## DATA ENTRIES:

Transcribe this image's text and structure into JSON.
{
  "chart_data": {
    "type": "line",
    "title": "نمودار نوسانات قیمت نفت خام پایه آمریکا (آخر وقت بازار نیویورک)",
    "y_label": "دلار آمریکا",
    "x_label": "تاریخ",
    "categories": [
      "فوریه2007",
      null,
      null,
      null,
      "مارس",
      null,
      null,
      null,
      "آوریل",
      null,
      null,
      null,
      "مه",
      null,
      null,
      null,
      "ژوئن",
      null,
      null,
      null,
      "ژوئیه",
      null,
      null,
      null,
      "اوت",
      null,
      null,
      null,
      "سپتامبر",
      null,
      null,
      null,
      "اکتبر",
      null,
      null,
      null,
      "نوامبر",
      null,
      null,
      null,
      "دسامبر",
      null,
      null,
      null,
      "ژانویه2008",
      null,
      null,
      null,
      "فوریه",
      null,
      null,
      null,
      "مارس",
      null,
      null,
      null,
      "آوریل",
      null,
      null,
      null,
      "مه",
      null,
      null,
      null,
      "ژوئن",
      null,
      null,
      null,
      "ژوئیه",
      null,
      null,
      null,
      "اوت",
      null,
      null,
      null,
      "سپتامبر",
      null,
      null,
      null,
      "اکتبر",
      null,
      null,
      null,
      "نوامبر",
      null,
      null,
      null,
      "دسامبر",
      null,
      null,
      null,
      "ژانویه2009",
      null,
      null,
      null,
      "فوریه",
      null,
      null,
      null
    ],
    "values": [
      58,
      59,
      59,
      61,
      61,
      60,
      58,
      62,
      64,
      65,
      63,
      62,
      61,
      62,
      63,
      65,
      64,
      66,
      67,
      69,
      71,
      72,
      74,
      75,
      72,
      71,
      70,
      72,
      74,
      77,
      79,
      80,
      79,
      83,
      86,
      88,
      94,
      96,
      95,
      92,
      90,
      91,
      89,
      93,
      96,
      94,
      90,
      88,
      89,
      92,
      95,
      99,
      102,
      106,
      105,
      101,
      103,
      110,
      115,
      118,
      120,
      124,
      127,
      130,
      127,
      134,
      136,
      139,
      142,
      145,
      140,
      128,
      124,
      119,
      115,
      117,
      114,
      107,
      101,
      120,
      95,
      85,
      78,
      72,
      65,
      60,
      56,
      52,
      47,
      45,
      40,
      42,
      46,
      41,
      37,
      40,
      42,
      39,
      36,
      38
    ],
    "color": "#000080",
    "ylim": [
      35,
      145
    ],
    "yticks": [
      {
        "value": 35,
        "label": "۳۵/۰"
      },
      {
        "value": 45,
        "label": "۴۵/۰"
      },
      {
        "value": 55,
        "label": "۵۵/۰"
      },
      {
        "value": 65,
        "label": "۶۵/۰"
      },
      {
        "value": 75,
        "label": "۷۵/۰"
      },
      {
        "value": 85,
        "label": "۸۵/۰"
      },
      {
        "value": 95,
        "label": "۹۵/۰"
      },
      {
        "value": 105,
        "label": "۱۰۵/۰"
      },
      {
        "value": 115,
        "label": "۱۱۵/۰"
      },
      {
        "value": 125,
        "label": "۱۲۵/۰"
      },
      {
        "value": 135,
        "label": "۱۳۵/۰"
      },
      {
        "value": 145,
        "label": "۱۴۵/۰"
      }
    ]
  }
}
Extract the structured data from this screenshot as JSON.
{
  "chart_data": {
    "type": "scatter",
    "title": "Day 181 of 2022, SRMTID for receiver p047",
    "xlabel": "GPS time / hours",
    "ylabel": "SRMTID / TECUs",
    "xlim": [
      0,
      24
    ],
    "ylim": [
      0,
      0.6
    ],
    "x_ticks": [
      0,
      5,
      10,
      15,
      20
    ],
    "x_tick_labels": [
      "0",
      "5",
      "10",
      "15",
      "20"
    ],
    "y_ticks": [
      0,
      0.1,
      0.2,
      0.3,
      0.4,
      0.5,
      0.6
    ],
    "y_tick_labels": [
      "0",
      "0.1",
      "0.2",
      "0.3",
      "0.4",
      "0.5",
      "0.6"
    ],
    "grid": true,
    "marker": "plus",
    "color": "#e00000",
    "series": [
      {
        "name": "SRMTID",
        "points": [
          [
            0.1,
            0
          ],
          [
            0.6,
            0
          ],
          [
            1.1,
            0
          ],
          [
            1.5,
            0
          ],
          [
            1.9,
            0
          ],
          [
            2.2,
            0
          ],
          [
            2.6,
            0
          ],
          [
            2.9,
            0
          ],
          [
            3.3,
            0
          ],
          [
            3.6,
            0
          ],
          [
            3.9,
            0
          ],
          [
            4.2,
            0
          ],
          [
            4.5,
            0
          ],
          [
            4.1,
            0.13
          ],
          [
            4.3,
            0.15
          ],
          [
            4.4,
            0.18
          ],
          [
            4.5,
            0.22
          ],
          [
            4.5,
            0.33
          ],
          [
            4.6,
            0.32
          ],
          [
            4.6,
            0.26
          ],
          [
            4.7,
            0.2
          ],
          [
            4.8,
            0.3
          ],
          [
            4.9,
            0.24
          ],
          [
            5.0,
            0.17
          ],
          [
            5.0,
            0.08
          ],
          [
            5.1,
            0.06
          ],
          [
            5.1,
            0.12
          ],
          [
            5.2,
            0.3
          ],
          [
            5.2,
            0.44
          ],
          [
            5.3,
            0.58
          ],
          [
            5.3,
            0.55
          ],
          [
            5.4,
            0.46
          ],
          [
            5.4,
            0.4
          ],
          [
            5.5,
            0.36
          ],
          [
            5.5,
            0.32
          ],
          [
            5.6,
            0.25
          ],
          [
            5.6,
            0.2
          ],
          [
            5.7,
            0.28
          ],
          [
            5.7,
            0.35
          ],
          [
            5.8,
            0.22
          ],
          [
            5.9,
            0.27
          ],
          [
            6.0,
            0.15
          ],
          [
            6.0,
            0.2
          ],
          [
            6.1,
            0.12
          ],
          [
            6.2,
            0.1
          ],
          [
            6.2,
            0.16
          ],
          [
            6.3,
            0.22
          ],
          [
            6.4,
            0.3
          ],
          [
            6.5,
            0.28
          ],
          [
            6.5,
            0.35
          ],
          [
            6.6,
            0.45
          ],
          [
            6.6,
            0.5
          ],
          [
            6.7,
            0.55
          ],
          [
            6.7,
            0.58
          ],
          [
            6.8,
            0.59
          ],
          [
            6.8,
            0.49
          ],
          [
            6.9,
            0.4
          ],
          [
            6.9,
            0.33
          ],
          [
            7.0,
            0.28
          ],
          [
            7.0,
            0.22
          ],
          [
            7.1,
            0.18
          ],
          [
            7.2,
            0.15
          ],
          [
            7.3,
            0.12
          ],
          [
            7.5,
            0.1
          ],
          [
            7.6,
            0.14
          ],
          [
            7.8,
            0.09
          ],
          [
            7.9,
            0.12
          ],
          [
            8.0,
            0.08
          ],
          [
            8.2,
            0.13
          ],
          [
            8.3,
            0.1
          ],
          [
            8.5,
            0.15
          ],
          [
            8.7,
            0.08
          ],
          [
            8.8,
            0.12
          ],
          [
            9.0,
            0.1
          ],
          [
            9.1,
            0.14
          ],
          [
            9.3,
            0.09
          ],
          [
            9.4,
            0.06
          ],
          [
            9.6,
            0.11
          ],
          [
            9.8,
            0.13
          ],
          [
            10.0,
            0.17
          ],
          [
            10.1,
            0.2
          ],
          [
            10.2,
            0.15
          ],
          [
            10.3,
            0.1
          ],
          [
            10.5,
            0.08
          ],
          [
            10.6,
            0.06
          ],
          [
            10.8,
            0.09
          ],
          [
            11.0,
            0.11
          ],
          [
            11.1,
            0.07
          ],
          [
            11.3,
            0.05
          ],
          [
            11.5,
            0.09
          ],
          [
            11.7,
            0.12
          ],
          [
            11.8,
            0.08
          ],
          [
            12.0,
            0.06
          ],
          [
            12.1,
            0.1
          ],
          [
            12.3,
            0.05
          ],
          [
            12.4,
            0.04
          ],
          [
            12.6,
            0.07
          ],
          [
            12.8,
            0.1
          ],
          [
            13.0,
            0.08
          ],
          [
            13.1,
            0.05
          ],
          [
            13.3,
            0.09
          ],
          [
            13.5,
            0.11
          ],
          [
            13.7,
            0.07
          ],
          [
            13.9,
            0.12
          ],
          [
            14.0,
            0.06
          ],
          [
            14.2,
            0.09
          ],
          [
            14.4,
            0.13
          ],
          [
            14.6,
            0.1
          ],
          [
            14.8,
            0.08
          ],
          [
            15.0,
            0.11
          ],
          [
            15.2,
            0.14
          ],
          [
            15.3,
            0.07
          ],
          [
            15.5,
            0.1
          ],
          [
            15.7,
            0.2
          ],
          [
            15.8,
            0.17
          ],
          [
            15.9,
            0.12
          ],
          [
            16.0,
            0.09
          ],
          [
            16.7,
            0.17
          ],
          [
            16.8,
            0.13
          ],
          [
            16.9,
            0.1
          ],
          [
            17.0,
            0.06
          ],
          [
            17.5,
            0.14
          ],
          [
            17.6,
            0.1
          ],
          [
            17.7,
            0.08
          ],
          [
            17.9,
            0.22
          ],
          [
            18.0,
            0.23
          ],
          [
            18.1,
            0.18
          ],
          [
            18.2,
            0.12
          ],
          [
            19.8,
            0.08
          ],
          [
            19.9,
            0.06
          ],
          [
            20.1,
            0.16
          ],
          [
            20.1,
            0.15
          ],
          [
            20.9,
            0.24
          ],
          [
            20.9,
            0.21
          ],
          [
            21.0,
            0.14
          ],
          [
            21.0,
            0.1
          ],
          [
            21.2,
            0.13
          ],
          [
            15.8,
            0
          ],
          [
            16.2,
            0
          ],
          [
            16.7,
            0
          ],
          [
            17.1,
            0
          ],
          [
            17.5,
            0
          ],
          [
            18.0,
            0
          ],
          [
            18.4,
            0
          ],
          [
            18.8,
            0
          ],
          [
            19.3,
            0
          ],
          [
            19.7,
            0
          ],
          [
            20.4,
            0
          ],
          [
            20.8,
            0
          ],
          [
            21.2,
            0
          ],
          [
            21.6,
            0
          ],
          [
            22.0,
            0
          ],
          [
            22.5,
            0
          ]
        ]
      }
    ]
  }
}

## REQUIRED TASK:
Look through the material above. Copy each line where the word "JSON" appears.

## WRITTEN RESPONSE:
Transcribe this image's text and structure into JSON.
Extract the structured data from this screenshot as JSON.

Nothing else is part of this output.